Data lines:
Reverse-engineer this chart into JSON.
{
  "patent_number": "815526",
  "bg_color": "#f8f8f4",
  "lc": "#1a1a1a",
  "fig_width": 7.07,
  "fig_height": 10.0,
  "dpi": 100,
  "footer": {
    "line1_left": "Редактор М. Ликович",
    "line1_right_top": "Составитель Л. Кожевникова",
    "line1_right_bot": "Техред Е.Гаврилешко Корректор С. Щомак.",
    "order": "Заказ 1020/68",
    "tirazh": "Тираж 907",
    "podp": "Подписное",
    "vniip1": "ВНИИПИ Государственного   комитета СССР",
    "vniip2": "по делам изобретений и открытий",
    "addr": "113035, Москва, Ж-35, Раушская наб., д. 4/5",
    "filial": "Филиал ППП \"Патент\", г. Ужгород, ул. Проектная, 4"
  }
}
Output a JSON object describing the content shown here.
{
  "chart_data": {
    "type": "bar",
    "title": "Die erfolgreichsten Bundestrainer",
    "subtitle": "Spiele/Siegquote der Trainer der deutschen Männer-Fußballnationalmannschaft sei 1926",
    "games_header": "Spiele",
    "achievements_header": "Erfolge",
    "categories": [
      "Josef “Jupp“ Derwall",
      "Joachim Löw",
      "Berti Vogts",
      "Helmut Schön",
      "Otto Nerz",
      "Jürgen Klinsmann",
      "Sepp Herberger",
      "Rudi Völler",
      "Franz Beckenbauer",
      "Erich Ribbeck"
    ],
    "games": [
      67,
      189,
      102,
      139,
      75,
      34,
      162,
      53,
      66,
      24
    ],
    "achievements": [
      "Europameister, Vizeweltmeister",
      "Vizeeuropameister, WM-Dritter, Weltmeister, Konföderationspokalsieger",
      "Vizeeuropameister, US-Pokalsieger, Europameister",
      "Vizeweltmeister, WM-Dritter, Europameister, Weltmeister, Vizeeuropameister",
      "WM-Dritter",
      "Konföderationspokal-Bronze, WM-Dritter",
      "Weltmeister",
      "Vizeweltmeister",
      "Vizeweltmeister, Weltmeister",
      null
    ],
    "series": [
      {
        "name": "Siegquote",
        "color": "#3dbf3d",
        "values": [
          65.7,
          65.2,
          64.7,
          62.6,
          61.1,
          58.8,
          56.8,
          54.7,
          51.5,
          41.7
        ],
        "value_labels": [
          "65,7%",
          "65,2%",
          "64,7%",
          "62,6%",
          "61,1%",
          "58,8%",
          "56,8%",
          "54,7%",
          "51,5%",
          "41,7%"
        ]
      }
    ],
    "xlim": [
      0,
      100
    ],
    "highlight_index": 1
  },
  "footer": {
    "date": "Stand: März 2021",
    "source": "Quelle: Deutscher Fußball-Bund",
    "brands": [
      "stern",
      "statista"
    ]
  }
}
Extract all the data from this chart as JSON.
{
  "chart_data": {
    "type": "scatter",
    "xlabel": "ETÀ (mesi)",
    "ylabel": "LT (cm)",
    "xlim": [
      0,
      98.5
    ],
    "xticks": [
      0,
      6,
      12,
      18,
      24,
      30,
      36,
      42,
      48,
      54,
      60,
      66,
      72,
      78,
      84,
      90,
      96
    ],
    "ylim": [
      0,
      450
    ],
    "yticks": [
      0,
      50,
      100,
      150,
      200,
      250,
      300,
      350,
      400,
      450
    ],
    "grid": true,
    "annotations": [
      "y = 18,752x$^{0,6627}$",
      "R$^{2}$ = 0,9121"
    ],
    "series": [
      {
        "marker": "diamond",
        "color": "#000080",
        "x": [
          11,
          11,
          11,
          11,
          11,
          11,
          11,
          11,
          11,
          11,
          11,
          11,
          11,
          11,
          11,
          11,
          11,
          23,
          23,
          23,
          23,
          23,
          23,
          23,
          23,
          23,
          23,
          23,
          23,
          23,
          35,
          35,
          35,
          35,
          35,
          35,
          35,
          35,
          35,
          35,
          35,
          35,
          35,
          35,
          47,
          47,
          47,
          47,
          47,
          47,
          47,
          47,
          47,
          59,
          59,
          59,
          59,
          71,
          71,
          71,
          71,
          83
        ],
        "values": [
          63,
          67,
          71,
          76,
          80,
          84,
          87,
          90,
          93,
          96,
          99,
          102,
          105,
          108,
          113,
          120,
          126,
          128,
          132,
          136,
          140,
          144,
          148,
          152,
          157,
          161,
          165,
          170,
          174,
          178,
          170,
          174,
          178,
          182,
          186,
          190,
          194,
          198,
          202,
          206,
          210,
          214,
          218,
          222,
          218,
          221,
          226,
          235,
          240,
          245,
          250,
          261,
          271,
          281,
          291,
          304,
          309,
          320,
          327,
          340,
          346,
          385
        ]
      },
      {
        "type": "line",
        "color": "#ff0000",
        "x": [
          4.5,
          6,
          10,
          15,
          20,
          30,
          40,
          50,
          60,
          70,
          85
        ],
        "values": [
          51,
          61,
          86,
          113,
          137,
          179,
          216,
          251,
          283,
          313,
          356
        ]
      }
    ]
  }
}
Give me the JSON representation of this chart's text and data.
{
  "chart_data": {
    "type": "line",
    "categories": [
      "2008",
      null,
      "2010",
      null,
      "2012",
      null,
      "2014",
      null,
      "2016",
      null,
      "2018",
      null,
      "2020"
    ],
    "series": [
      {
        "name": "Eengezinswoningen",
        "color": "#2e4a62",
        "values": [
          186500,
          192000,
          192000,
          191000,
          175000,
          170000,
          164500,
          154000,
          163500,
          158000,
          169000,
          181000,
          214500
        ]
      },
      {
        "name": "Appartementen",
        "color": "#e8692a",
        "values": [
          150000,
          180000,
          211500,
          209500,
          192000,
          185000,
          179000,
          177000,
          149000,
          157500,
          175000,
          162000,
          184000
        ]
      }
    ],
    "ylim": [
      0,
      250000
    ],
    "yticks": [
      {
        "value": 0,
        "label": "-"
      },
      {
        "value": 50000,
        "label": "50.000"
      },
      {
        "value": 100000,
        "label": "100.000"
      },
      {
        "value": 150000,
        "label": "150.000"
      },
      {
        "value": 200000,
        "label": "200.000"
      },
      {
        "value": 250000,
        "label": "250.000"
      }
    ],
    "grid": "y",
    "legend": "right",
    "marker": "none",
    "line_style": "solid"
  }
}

Goal: Can you give every line above again, exactly as written?

Correct response:
Reverse-engineer this chart into JSON.
{
  "patent_number": "815526",
  "bg_color": "#f8f8f4",
  "lc": "#1a1a1a",
  "fig_width": 7.07,
  "fig_height": 10.0,
  "dpi": 100,
  "footer": {
    "line1_left": "Редактор М. Ликович",
    "line1_right_top": "Составитель Л. Кожевникова",
    "line1_right_bot": "Техред Е.Гаврилешко Корректор С. Щомак.",
    "order": "Заказ 1020/68",
    "tirazh": "Тираж 907",
    "podp": "Подписное",
    "vniip1": "ВНИИПИ Государственного   комитета СССР",
    "vniip2": "по делам изобретений и открытий",
    "addr": "113035, Москва, Ж-35, Раушская наб., д. 4/5",
    "filial": "Филиал ППП \"Патент\", г. Ужгород, ул. Проектная, 4"
  }
}
Output a JSON object describing the content shown here.
{
  "chart_data": {
    "type": "bar",
    "title": "Die erfolgreichsten Bundestrainer",
    "subtitle": "Spiele/Siegquote der Trainer der deutschen Männer-Fußballnationalmannschaft sei 1926",
    "games_header": "Spiele",
    "achievements_header": "Erfolge",
    "categories": [
      "Josef “Jupp“ Derwall",
      "Joachim Löw",
      "Berti Vogts",
      "Helmut Schön",
      "Otto Nerz",
      "Jürgen Klinsmann",
      "Sepp Herberger",
      "Rudi Völler",
      "Franz Beckenbauer",
      "Erich Ribbeck"
    ],
    "games": [
      67,
      189,
      102,
      139,
      75,
      34,
      162,
      53,
      66,
      24
    ],
    "achievements": [
      "Europameister, Vizeweltmeister",
      "Vizeeuropameister, WM-Dritter, Weltmeister, Konföderationspokalsieger",
      "Vizeeuropameister, US-Pokalsieger, Europameister",
      "Vizeweltmeister, WM-Dritter, Europameister, Weltmeister, Vizeeuropameister",
      "WM-Dritter",
      "Konföderationspokal-Bronze, WM-Dritter",
      "Weltmeister",
      "Vizeweltmeister",
      "Vizeweltmeister, Weltmeister",
      null
    ],
    "series": [
      {
        "name": "Siegquote",
        "color": "#3dbf3d",
        "values": [
          65.7,
          65.2,
          64.7,
          62.6,
          61.1,
          58.8,
          56.8,
          54.7,
          51.5,
          41.7
        ],
        "value_labels": [
          "65,7%",
          "65,2%",
          "64,7%",
          "62,6%",
          "61,1%",
          "58,8%",
          "56,8%",
          "54,7%",
          "51,5%",
          "41,7%"
        ]
      }
    ],
    "xlim": [
      0,
      100
    ],
    "highlight_index": 1
  },
  "footer": {
    "date": "Stand: März 2021",
    "source": "Quelle: Deutscher Fußball-Bund",
    "brands": [
      "stern",
      "statista"
    ]
  }
}
Extract all the data from this chart as JSON.
{
  "chart_data": {
    "type": "scatter",
    "xlabel": "ETÀ (mesi)",
    "ylabel": "LT (cm)",
    "xlim": [
      0,
      98.5
    ],
    "xticks": [
      0,
      6,
      12,
      18,
      24,
      30,
      36,
      42,
      48,
      54,
      60,
      66,
      72,
      78,
      84,
      90,
      96
    ],
    "ylim": [
      0,
      450
    ],
    "yticks": [
      0,
      50,
      100,
      150,
      200,
      250,
      300,
      350,
      400,
      450
    ],
    "grid": true,
    "annotations": [
      "y = 18,752x$^{0,6627}$",
      "R$^{2}$ = 0,9121"
    ],
    "series": [
      {
        "marker": "diamond",
        "color": "#000080",
        "x": [
          11,
          11,
          11,
          11,
          11,
          11,
          11,
          11,
          11,
          11,
          11,
          11,
          11,
          11,
          11,
          11,
          11,
          23,
          23,
          23,
          23,
          23,
          23,
          23,
          23,
          23,
          23,
          23,
          23,
          23,
          35,
          35,
          35,
          35,
          35,
          35,
          35,
          35,
          35,
          35,
          35,
          35,
          35,
          35,
          47,
          47,
          47,
          47,
          47,
          47,
          47,
          47,
          47,
          59,
          59,
          59,
          59,
          71,
          71,
          71,
          71,
          83
        ],
        "values": [
          63,
          67,
          71,
          76,
          80,
          84,
          87,
          90,
          93,
          96,
          99,
          102,
          105,
          108,
          113,
          120,
          126,
          128,
          132,
          136,
          140,
          144,
          148,
          152,
          157,
          161,
          165,
          170,
          174,
          178,
          170,
          174,
          178,
          182,
          186,
          190,
          194,
          198,
          202,
          206,
          210,
          214,
          218,
          222,
          218,
          221,
          226,
          235,
          240,
          245,
          250,
          261,
          271,
          281,
          291,
          304,
          309,
          320,
          327,
          340,
          346,
          385
        ]
      },
      {
        "type": "line",
        "color": "#ff0000",
        "x": [
          4.5,
          6,
          10,
          15,
          20,
          30,
          40,
          50,
          60,
          70,
          85
        ],
        "values": [
          51,
          61,
          86,
          113,
          137,
          179,
          216,
          251,
          283,
          313,
          356
        ]
      }
    ]
  }
}
Give me the JSON representation of this chart's text and data.
{
  "chart_data": {
    "type": "line",
    "categories": [
      "2008",
      null,
      "2010",
      null,
      "2012",
      null,
      "2014",
      null,
      "2016",
      null,
      "2018",
      null,
      "2020"
    ],
    "series": [
      {
        "name": "Eengezinswoningen",
        "color": "#2e4a62",
        "values": [
          186500,
          192000,
          192000,
          191000,
          175000,
          170000,
          164500,
          154000,
          163500,
          158000,
          169000,
          181000,
          214500
        ]
      },
      {
        "name": "Appartementen",
        "color": "#e8692a",
        "values": [
          150000,
          180000,
          211500,
          209500,
          192000,
          185000,
          179000,
          177000,
          149000,
          157500,
          175000,
          162000,
          184000
        ]
      }
    ],
    "ylim": [
      0,
      250000
    ],
    "yticks": [
      {
        "value": 0,
        "label": "-"
      },
      {
        "value": 50000,
        "label": "50.000"
      },
      {
        "value": 100000,
        "label": "100.000"
      },
      {
        "value": 150000,
        "label": "150.000"
      },
      {
        "value": 200000,
        "label": "200.000"
      },
      {
        "value": 250000,
        "label": "250.000"
      }
    ],
    "grid": "y",
    "legend": "right",
    "marker": "none",
    "line_style": "solid"
  }
}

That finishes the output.